Task requirements:
Write out each line exactly as it stands, please.

#### Records to process ####

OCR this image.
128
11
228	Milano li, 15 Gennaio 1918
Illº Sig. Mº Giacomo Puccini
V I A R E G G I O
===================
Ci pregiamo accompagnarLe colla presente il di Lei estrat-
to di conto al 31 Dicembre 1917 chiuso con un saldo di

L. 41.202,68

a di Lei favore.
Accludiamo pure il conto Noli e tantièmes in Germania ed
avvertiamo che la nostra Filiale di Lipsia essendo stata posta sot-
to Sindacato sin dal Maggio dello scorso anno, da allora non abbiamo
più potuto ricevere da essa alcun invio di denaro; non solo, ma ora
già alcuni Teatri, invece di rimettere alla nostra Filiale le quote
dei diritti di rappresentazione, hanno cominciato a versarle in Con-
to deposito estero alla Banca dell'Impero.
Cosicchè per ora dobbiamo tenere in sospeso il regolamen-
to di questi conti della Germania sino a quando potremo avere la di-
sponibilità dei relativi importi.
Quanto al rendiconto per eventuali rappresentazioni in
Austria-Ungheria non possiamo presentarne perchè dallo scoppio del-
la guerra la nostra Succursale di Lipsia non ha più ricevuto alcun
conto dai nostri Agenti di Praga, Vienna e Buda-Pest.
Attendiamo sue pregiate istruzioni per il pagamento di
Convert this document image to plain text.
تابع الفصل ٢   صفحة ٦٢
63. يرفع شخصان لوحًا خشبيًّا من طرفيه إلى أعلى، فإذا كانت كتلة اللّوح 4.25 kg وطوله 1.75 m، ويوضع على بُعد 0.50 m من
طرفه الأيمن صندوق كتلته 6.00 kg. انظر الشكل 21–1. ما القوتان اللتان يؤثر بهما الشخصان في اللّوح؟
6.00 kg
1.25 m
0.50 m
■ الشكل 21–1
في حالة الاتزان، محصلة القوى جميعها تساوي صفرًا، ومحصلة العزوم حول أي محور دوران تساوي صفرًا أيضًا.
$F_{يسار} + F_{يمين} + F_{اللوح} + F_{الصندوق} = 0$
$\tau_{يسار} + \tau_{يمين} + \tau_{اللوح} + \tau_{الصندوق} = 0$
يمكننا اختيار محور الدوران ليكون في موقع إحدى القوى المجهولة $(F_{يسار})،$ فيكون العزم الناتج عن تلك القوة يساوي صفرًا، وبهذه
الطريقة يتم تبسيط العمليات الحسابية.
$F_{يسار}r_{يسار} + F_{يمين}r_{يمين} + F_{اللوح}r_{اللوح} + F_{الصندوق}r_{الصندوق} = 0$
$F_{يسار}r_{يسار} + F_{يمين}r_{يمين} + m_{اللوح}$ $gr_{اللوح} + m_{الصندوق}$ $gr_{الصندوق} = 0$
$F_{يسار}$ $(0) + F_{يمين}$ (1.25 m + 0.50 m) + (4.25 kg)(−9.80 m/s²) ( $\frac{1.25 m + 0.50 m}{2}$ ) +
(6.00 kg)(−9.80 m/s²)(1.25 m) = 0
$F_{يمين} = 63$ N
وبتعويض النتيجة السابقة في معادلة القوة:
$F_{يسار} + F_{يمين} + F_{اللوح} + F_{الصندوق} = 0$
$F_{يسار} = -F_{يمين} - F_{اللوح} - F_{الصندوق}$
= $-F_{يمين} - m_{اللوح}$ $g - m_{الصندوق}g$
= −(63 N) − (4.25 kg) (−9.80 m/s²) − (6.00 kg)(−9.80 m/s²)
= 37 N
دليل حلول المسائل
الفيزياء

####

Full response:
OCR this image.
128
11
228	Milano li, 15 Gennaio 1918
Illº Sig. Mº Giacomo Puccini
V I A R E G G I O
===================
Ci pregiamo accompagnarLe colla presente il di Lei estrat-
to di conto al 31 Dicembre 1917 chiuso con un saldo di

L. 41.202,68

a di Lei favore.
Accludiamo pure il conto Noli e tantièmes in Germania ed
avvertiamo che la nostra Filiale di Lipsia essendo stata posta sot-
to Sindacato sin dal Maggio dello scorso anno, da allora non abbiamo
più potuto ricevere da essa alcun invio di denaro; non solo, ma ora
già alcuni Teatri, invece di rimettere alla nostra Filiale le quote
dei diritti di rappresentazione, hanno cominciato a versarle in Con-
to deposito estero alla Banca dell'Impero.
Cosicchè per ora dobbiamo tenere in sospeso il regolamen-
to di questi conti della Germania sino a quando potremo avere la di-
sponibilità dei relativi importi.
Quanto al rendiconto per eventuali rappresentazioni in
Austria-Ungheria non possiamo presentarne perchè dallo scoppio del-
la guerra la nostra Succursale di Lipsia non ha più ricevuto alcun
conto dai nostri Agenti di Praga, Vienna e Buda-Pest.
Attendiamo sue pregiate istruzioni per il pagamento di
Convert this document image to plain text.
تابع الفصل ٢   صفحة ٦٢
63. يرفع شخصان لوحًا خشبيًّا من طرفيه إلى أعلى، فإذا كانت كتلة اللّوح 4.25 kg وطوله 1.75 m، ويوضع على بُعد 0.50 m من
طرفه الأيمن صندوق كتلته 6.00 kg. انظر الشكل 21–1. ما القوتان اللتان يؤثر بهما الشخصان في اللّوح؟
6.00 kg
1.25 m
0.50 m
■ الشكل 21–1
في حالة الاتزان، محصلة القوى جميعها تساوي صفرًا، ومحصلة العزوم حول أي محور دوران تساوي صفرًا أيضًا.
$F_{يسار} + F_{يمين} + F_{اللوح} + F_{الصندوق} = 0$
$\tau_{يسار} + \tau_{يمين} + \tau_{اللوح} + \tau_{الصندوق} = 0$
يمكننا اختيار محور الدوران ليكون في موقع إحدى القوى المجهولة $(F_{يسار})،$ فيكون العزم الناتج عن تلك القوة يساوي صفرًا، وبهذه
الطريقة يتم تبسيط العمليات الحسابية.
$F_{يسار}r_{يسار} + F_{يمين}r_{يمين} + F_{اللوح}r_{اللوح} + F_{الصندوق}r_{الصندوق} = 0$
$F_{يسار}r_{يسار} + F_{يمين}r_{يمين} + m_{اللوح}$ $gr_{اللوح} + m_{الصندوق}$ $gr_{الصندوق} = 0$
$F_{يسار}$ $(0) + F_{يمين}$ (1.25 m + 0.50 m) + (4.25 kg)(−9.80 m/s²) ( $\frac{1.25 m + 0.50 m}{2}$ ) +
(6.00 kg)(−9.80 m/s²)(1.25 m) = 0
$F_{يمين} = 63$ N
وبتعويض النتيجة السابقة في معادلة القوة:
$F_{يسار} + F_{يمين} + F_{اللوح} + F_{الصندوق} = 0$
$F_{يسار} = -F_{يمين} - F_{اللوح} - F_{الصندوق}$
= $-F_{يمين} - m_{اللوح}$ $g - m_{الصندوق}g$
= −(63 N) − (4.25 kg) (−9.80 m/s²) − (6.00 kg)(−9.80 m/s²)
= 37 N
دليل حلول المسائل
الفيزياء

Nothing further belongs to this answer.